>>>
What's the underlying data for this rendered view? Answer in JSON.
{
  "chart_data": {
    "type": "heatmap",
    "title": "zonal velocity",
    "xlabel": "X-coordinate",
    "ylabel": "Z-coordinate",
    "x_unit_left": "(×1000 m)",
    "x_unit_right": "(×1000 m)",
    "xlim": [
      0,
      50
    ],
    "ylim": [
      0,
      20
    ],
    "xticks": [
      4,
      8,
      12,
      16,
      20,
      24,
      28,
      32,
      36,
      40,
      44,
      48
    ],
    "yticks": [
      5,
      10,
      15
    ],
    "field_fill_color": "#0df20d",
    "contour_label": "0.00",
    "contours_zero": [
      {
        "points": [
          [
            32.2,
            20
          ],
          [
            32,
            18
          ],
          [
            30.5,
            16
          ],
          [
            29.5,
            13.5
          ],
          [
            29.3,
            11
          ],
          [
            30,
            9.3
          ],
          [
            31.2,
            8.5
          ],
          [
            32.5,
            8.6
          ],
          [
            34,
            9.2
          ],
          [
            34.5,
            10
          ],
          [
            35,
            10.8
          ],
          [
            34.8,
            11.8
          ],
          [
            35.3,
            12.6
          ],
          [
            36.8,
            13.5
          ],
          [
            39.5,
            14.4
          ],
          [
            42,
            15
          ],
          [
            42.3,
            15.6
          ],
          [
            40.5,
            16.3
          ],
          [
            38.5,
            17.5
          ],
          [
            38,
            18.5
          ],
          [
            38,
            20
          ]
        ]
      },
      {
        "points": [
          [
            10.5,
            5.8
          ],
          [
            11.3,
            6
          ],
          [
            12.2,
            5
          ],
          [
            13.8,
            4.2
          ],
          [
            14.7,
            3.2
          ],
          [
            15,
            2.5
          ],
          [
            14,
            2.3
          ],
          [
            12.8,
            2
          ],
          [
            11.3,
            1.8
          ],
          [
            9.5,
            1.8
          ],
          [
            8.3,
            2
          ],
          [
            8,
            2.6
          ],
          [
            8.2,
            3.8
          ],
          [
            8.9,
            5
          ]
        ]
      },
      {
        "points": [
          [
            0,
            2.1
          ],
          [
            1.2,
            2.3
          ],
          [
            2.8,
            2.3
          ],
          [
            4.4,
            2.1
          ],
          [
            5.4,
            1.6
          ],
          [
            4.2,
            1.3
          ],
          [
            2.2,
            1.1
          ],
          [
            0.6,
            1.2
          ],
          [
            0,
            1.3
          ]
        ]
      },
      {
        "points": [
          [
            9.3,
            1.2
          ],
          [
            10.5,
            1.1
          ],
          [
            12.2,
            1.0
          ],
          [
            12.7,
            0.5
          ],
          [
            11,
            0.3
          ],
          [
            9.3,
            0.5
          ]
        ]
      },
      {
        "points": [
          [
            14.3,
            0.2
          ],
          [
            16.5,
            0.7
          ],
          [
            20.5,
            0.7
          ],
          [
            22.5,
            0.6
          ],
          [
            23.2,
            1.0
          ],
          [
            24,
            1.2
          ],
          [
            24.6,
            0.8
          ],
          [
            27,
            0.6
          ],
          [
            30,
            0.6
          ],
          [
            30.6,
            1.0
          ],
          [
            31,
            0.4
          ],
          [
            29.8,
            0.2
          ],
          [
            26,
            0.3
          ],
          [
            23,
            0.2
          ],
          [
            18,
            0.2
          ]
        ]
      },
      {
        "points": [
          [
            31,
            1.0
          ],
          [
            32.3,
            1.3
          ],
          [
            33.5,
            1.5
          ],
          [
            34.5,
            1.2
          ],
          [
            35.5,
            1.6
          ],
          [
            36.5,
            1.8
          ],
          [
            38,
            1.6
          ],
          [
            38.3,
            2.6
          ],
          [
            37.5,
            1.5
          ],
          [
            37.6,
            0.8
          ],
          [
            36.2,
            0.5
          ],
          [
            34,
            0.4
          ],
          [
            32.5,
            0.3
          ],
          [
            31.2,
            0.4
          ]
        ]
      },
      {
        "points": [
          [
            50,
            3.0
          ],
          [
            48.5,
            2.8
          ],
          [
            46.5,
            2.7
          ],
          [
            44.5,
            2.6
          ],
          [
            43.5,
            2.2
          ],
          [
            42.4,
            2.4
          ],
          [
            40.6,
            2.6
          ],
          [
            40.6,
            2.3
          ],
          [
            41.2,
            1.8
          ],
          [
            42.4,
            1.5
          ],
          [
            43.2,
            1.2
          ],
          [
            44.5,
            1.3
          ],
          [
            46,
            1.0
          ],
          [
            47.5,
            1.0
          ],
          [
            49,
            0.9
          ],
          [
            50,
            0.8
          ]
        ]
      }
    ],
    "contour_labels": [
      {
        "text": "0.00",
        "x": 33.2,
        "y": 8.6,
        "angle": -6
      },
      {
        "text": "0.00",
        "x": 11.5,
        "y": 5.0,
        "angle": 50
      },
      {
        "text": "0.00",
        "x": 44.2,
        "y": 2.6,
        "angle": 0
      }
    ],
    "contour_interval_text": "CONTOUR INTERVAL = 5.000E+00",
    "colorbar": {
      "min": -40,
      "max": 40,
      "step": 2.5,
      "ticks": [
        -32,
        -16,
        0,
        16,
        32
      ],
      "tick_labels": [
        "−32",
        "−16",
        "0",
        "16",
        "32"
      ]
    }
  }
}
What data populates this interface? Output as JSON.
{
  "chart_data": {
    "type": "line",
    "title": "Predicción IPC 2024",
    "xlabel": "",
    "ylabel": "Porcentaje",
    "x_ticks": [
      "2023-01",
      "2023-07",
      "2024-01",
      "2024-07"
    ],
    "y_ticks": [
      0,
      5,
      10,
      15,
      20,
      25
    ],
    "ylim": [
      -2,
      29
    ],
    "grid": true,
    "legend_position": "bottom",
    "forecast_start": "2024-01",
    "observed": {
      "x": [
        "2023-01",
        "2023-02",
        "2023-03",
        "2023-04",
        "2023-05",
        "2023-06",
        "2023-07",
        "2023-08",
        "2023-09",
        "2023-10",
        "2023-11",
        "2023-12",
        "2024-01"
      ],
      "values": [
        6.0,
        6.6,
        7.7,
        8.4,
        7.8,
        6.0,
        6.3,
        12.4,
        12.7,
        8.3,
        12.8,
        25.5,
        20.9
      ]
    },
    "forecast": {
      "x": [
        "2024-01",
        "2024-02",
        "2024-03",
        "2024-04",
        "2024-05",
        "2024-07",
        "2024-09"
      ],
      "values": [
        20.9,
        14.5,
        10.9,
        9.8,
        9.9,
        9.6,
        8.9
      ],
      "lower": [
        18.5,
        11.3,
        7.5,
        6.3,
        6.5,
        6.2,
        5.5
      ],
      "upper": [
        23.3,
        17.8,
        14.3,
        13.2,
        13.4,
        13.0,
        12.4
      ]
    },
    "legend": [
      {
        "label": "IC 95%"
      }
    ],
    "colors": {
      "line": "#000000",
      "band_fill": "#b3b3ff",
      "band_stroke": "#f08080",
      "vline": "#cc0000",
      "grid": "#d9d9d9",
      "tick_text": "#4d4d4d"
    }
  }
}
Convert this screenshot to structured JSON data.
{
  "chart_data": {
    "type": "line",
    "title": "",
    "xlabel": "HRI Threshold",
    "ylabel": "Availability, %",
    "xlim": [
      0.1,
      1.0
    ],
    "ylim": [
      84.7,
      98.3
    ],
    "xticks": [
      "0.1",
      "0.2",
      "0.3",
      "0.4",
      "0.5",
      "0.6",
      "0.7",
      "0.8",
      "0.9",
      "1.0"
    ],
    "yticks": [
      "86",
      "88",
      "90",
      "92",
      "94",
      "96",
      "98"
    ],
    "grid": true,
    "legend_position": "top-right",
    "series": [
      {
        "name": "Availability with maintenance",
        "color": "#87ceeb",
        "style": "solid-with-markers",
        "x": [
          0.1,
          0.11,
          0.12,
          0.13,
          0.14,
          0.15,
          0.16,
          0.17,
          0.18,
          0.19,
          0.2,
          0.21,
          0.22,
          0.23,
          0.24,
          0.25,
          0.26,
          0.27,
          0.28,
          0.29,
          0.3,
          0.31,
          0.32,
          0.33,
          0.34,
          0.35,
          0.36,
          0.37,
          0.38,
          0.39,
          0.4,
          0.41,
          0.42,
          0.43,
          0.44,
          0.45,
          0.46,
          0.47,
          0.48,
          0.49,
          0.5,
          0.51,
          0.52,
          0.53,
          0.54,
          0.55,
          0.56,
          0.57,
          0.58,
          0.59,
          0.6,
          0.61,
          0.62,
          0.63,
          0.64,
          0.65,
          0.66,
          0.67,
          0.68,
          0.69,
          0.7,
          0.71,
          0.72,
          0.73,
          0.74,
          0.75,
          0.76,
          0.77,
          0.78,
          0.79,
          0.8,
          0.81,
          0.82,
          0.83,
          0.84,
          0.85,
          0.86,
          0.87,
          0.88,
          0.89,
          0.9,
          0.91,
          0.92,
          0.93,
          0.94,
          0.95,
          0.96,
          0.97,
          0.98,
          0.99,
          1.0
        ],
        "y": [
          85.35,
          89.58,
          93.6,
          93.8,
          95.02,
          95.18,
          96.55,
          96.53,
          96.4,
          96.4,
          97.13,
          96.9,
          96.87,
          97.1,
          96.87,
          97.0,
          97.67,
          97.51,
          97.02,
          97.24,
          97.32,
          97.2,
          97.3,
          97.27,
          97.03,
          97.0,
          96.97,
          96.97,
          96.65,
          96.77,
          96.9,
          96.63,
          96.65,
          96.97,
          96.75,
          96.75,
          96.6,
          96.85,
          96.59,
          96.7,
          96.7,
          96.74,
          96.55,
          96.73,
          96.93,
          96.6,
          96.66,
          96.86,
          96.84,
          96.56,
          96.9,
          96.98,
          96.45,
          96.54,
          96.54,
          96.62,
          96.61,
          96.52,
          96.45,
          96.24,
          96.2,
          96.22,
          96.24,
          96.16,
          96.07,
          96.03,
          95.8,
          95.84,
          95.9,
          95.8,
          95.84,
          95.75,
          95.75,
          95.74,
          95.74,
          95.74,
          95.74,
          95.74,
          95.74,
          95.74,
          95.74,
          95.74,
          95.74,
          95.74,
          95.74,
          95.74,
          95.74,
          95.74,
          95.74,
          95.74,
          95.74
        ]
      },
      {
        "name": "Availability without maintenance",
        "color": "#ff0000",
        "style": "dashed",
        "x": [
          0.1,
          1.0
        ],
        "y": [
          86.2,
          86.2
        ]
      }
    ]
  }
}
<<<
_EXERCISE PROMPT_: Every line containing the string "JSON" must be listed.

_PROBLEM SOLUTION_:
What's the underlying data for this rendered view? Answer in JSON.
What data populates this interface? Output as JSON.
Convert this screenshot to structured JSON data.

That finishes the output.